┌──

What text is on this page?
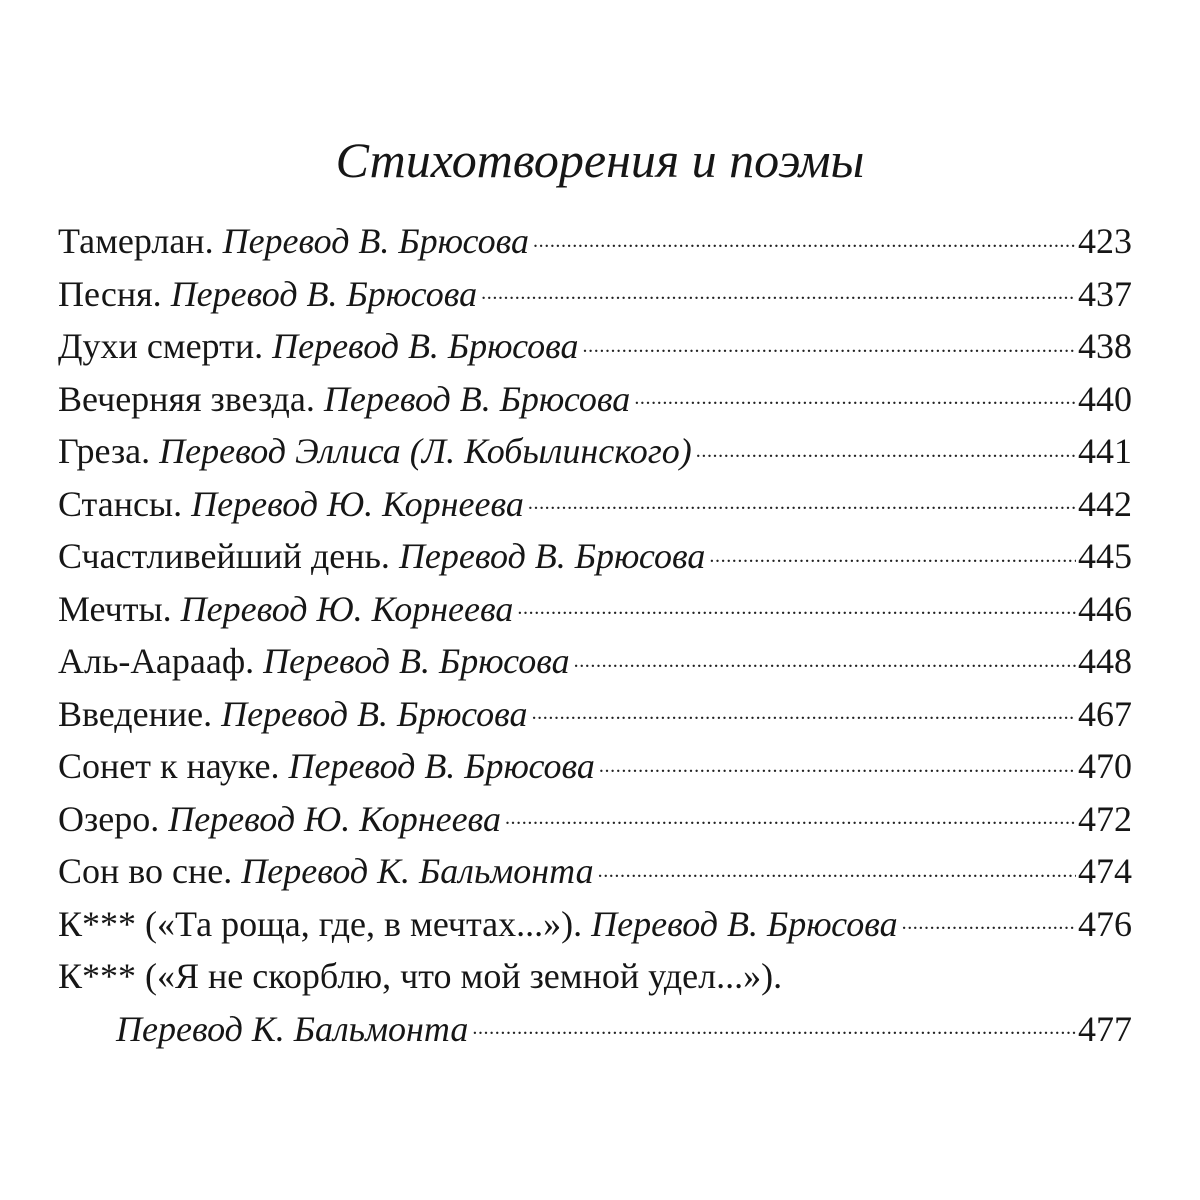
Стихотворения и поэмы
Тамерлан. Перевод В. Брюсова . . .	423
Песня. Перевод В. Брюсова . . .	437
Духи смерти. Перевод В. Брюсова . . .	438
Вечерняя звезда. Перевод В. Брюсова . . .	440
Греза. Перевод Эллиса (Л. Кобылинского) . . .	441
Стансы. Перевод Ю. Корнеева . . .	442
Счастливейший день. Перевод В. Брюсова . . .	445
Мечты. Перевод Ю. Корнеева . . .	446
Аль-Аарааф. Перевод В. Брюсова . . .	448
Введение. Перевод В. Брюсова . . .	467
Сонет к науке. Перевод В. Брюсова . . .	470
Озеро. Перевод Ю. Корнеева . . .	472
Сон во сне. Перевод К. Бальмонта . . .	474
К*** («Та роща, где, в мечтах...»). Перевод В. Брюсова . . .	476
К*** («Я не скорблю, что мой земной удел...»).
Перевод К. Бальмонта . . .	477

└──

# Task requirements
Reproduce every entry word for word, but skip any pictures.

# Exercise result
What text is on this page?
Стихотворения и поэмы
Тамерлан. Перевод В. Брюсова . . .	423
Песня. Перевод В. Брюсова . . .	437
Духи смерти. Перевод В. Брюсова . . .	438
Вечерняя звезда. Перевод В. Брюсова . . .	440
Греза. Перевод Эллиса (Л. Кобылинского) . . .	441
Стансы. Перевод Ю. Корнеева . . .	442
Счастливейший день. Перевод В. Брюсова . . .	445
Мечты. Перевод Ю. Корнеева . . .	446
Аль-Аарааф. Перевод В. Брюсова . . .	448
Введение. Перевод В. Брюсова . . .	467
Сонет к науке. Перевод В. Брюсова . . .	470
Озеро. Перевод Ю. Корнеева . . .	472
Сон во сне. Перевод К. Бальмонта . . .	474
К*** («Та роща, где, в мечтах...»). Перевод В. Брюсова . . .	476
К*** («Я не скорблю, что мой земной удел...»).
Перевод К. Бальмонта . . .	477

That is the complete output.